Copy exactly the stretch of lines from the one holding "Give me the" through the last line of the data below, inclusive. Leave out pictures.

[Data records]
— Start —

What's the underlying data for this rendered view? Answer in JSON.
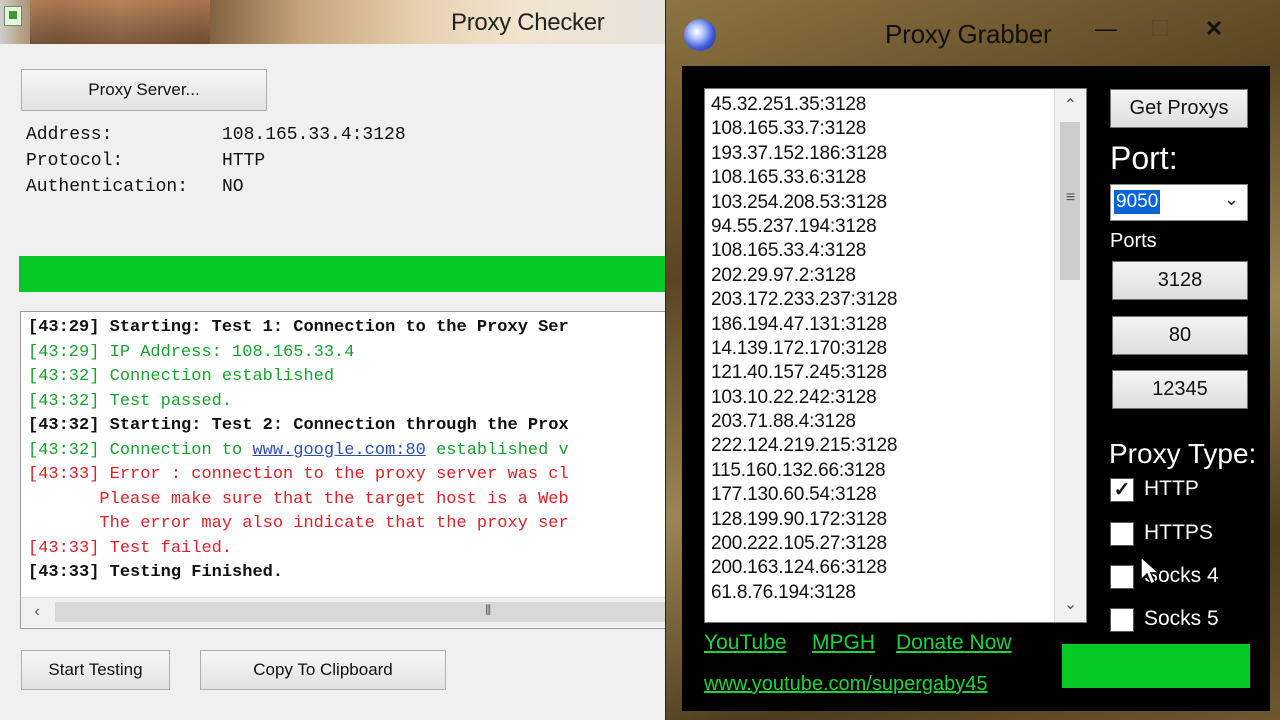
{
  "checker": {
    "title": "Proxy Checker",
    "proxy_server_button": "Proxy Server...",
    "fields": [
      {
        "key": "Address:",
        "value": "108.165.33.4:3128"
      },
      {
        "key": "Protocol:",
        "value": "HTTP"
      },
      {
        "key": "Authentication:",
        "value": "NO"
      }
    ],
    "progress_fraction": 1.0,
    "progress_color": "#06cb24",
    "log": [
      {
        "time": "[43:29]",
        "text": " Starting: Test 1: Connection to the Proxy Ser"
      },
      {
        "time": "[43:29]",
        "text": " IP Address: 108.165.33.4"
      },
      {
        "time": "[43:32]",
        "text": " Connection established"
      },
      {
        "time": "[43:32]",
        "text": " Test passed."
      },
      {
        "time": "[43:32]",
        "text": " Starting: Test 2: Connection through the Prox"
      },
      {
        "time": "[43:32]",
        "pre": " Connection to ",
        "link": "www.google.com:80",
        "post": " established v"
      },
      {
        "time": "[43:33]",
        "text": " Error : connection to the proxy server was cl"
      },
      {
        "time": "",
        "text": "       Please make sure that the target host is a Web"
      },
      {
        "time": "",
        "text": "       The error may also indicate that the proxy ser"
      },
      {
        "time": "[43:33]",
        "text": " Test failed."
      },
      {
        "time": "[43:33]",
        "text": " Testing Finished."
      }
    ],
    "start_button": "Start Testing",
    "copy_button": "Copy To Clipboard"
  },
  "grabber": {
    "title": "Proxy Grabber",
    "proxies": [
      "45.32.251.35:3128",
      "108.165.33.7:3128",
      "193.37.152.186:3128",
      "108.165.33.6:3128",
      "103.254.208.53:3128",
      "94.55.237.194:3128",
      "108.165.33.4:3128",
      "202.29.97.2:3128",
      "203.172.233.237:3128",
      "186.194.47.131:3128",
      "14.139.172.170:3128",
      "121.40.157.245:3128",
      "103.10.22.242:3128",
      "203.71.88.4:3128",
      "222.124.219.215:3128",
      "115.160.132.66:3128",
      "177.130.60.54:3128",
      "128.199.90.172:3128",
      "200.222.105.27:3128",
      "200.163.124.66:3128",
      "61.8.76.194:3128"
    ],
    "get_proxys_button": "Get Proxys",
    "port_label": "Port:",
    "port_value": "9050",
    "ports_label": "Ports",
    "port_buttons": [
      "3128",
      "80",
      "12345"
    ],
    "proxy_type_label": "Proxy Type:",
    "proxy_types": [
      {
        "label": "HTTP",
        "checked": true
      },
      {
        "label": "HTTPS",
        "checked": false
      },
      {
        "label": "Socks 4",
        "checked": false
      },
      {
        "label": "Socks 5",
        "checked": false
      }
    ],
    "links": {
      "youtube": "YouTube",
      "mpgh": "MPGH",
      "donate": "Donate Now",
      "url": "www.youtube.com/supergaby45"
    },
    "progress_color": "#06cb24",
    "link_color": "#1ad43a",
    "close_glyph": "✕",
    "min_glyph": "—",
    "max_glyph": "☐"
  }
}
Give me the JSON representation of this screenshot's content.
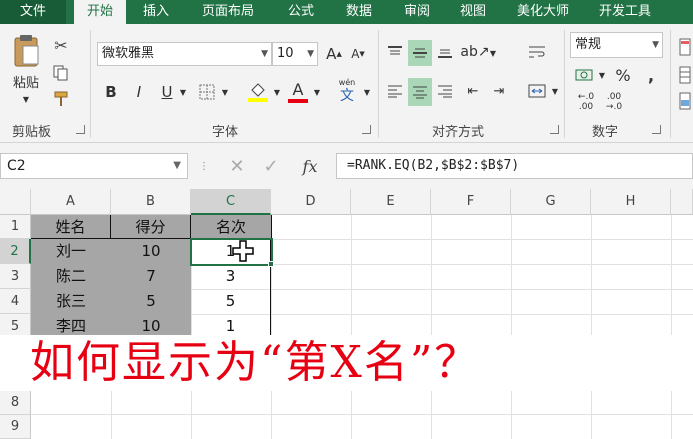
{
  "tabs": [
    "文件",
    "开始",
    "插入",
    "页面布局",
    "公式",
    "数据",
    "审阅",
    "视图",
    "美化大师",
    "开发工具"
  ],
  "ribbon": {
    "clipboard": {
      "paste_label": "粘贴",
      "group_label": "剪贴板"
    },
    "font": {
      "family": "微软雅黑",
      "size": "10",
      "group_label": "字体",
      "phonetic_label": "wén",
      "phonetic_char": "文",
      "font_color": "#e60012",
      "fill_color": "#ffff00"
    },
    "alignment": {
      "group_label": "对齐方式"
    },
    "number": {
      "format": "常规",
      "group_label": "数字"
    }
  },
  "formula_bar": {
    "name_box": "C2",
    "fx": "fx",
    "formula": "=RANK.EQ(B2,$B$2:$B$7)"
  },
  "columns": [
    "A",
    "B",
    "C",
    "D",
    "E",
    "F",
    "G",
    "H"
  ],
  "rows": [
    "1",
    "2",
    "3",
    "4",
    "5",
    "8",
    "9"
  ],
  "table": {
    "header": [
      "姓名",
      "得分",
      "名次"
    ],
    "rows": [
      [
        "刘一",
        "10",
        "1"
      ],
      [
        "陈二",
        "7",
        "3"
      ],
      [
        "张三",
        "5",
        "5"
      ],
      [
        "李四",
        "10",
        "1"
      ]
    ]
  },
  "overlay_caption": "如何显示为“第X名”？",
  "accent": "#217346"
}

— End —

Solution for this problem:
Give me the JSON representation of this screenshot's content.
{
  "tabs": [
    "文件",
    "开始",
    "插入",
    "页面布局",
    "公式",
    "数据",
    "审阅",
    "视图",
    "美化大师",
    "开发工具"
  ],
  "ribbon": {
    "clipboard": {
      "paste_label": "粘贴",
      "group_label": "剪贴板"
    },
    "font": {
      "family": "微软雅黑",
      "size": "10",
      "group_label": "字体",
      "phonetic_label": "wén",
      "phonetic_char": "文",
      "font_color": "#e60012",
      "fill_color": "#ffff00"
    },
    "alignment": {
      "group_label": "对齐方式"
    },
    "number": {
      "format": "常规",
      "group_label": "数字"
    }
  },
  "formula_bar": {
    "name_box": "C2",
    "fx": "fx",
    "formula": "=RANK.EQ(B2,$B$2:$B$7)"
  },
  "columns": [
    "A",
    "B",
    "C",
    "D",
    "E",
    "F",
    "G",
    "H"
  ],
  "rows": [
    "1",
    "2",
    "3",
    "4",
    "5",
    "8",
    "9"
  ],
  "table": {
    "header": [
      "姓名",
      "得分",
      "名次"
    ],
    "rows": [
      [
        "刘一",
        "10",
        "1"
      ],
      [
        "陈二",
        "7",
        "3"
      ],
      [
        "张三",
        "5",
        "5"
      ],
      [
        "李四",
        "10",
        "1"
      ]
    ]
  },
  "overlay_caption": "如何显示为“第X名”？",
  "accent": "#217346"
}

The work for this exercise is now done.